▶ [Task instructions]: Look for "продукции" in each line of the entries, and return the matching lines.
======
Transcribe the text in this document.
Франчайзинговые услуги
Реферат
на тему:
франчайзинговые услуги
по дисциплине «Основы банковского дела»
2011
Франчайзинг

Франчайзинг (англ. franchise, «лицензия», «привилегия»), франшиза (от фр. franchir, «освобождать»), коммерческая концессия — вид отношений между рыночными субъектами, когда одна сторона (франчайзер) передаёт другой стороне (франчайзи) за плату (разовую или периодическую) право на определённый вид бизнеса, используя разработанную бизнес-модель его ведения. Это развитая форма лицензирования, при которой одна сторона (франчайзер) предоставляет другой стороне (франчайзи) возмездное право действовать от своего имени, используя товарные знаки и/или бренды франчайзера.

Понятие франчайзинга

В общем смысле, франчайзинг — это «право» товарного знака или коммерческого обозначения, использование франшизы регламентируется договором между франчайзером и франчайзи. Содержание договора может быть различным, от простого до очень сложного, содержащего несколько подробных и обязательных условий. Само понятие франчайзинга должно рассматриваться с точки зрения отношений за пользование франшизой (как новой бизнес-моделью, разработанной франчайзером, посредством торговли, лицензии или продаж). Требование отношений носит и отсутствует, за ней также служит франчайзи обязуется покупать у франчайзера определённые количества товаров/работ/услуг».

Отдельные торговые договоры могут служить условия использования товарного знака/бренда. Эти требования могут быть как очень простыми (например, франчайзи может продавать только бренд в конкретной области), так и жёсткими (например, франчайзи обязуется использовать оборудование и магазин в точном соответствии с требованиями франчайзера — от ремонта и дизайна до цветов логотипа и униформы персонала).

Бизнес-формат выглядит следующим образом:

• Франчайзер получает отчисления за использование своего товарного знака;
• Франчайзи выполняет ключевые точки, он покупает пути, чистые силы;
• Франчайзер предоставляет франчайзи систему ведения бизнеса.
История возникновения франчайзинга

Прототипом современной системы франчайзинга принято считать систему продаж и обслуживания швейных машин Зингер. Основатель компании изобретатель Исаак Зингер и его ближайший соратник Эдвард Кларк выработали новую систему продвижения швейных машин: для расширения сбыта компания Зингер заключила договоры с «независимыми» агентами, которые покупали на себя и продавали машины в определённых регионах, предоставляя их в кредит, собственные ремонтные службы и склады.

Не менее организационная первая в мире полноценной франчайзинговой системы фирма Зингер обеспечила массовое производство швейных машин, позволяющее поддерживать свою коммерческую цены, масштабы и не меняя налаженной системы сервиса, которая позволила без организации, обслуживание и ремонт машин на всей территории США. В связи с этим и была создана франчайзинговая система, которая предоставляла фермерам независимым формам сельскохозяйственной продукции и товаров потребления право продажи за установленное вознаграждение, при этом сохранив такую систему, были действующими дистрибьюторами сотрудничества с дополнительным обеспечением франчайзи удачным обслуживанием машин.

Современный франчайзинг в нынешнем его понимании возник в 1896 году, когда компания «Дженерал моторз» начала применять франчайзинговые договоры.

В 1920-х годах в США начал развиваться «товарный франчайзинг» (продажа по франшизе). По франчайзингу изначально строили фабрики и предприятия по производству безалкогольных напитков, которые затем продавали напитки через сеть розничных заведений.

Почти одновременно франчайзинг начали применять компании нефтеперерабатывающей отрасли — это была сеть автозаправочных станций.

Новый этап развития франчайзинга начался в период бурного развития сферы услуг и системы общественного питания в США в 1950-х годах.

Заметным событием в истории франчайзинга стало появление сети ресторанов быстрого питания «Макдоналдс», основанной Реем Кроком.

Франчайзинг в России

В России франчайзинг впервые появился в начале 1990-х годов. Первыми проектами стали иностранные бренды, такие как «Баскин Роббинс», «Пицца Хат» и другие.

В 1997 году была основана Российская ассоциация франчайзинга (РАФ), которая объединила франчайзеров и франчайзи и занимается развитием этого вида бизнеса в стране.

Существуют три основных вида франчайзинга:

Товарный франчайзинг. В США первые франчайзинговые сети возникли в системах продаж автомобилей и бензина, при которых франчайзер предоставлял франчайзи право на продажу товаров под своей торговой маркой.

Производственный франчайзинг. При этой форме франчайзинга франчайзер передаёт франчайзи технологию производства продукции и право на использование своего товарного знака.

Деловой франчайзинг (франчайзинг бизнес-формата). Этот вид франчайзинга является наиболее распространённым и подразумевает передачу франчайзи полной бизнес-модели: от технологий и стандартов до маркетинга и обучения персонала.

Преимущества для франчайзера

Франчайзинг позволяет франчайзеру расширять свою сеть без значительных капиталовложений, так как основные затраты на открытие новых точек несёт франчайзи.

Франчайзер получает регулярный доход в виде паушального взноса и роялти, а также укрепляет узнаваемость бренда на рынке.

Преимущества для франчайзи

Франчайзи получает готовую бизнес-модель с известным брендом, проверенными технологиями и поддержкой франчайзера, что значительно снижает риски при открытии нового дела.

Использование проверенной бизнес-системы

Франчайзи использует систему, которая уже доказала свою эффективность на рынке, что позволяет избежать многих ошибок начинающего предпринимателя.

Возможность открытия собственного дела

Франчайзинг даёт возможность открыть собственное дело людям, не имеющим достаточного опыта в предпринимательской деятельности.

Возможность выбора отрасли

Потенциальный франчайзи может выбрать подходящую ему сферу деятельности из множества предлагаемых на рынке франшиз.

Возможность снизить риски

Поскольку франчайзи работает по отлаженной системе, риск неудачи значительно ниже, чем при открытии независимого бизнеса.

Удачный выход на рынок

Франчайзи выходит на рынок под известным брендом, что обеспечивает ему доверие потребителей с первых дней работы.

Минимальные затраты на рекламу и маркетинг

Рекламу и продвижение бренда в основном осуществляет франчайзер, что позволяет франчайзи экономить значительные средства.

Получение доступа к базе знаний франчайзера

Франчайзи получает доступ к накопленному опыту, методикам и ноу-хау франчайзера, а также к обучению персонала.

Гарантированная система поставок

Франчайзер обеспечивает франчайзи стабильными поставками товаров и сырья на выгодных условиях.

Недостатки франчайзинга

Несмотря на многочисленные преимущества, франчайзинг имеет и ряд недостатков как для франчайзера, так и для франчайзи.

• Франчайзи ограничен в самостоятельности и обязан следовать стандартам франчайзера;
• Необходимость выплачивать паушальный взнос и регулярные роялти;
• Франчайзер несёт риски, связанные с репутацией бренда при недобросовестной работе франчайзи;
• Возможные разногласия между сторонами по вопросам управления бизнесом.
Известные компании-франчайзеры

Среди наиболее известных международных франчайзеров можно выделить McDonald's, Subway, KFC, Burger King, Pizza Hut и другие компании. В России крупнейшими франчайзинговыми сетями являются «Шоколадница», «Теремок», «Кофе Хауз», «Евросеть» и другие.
======
▶ [Written response]:
Не менее организационная первая в мире полноценной франчайзинговой системы фирма Зингер обеспечила массовое производство швейных машин, позволяющее поддерживать свою коммерческую цены, масштабы и не меняя налаженной системы сервиса, которая позволила без организации, обслуживание и ремонт машин на всей территории США. В связи с этим и была создана франчайзинговая система, которая предоставляла фермерам независимым формам сельскохозяйственной продукции и товаров потребления право продажи за установленное вознаграждение, при этом сохранив такую систему, были действующими дистрибьюторами сотрудничества с дополнительным обеспечением франчайзи удачным обслуживанием машин.
Производственный франчайзинг. При этой форме франчайзинга франчайзер передаёт франчайзи технологию производства продукции и право на использование своего товарного знака.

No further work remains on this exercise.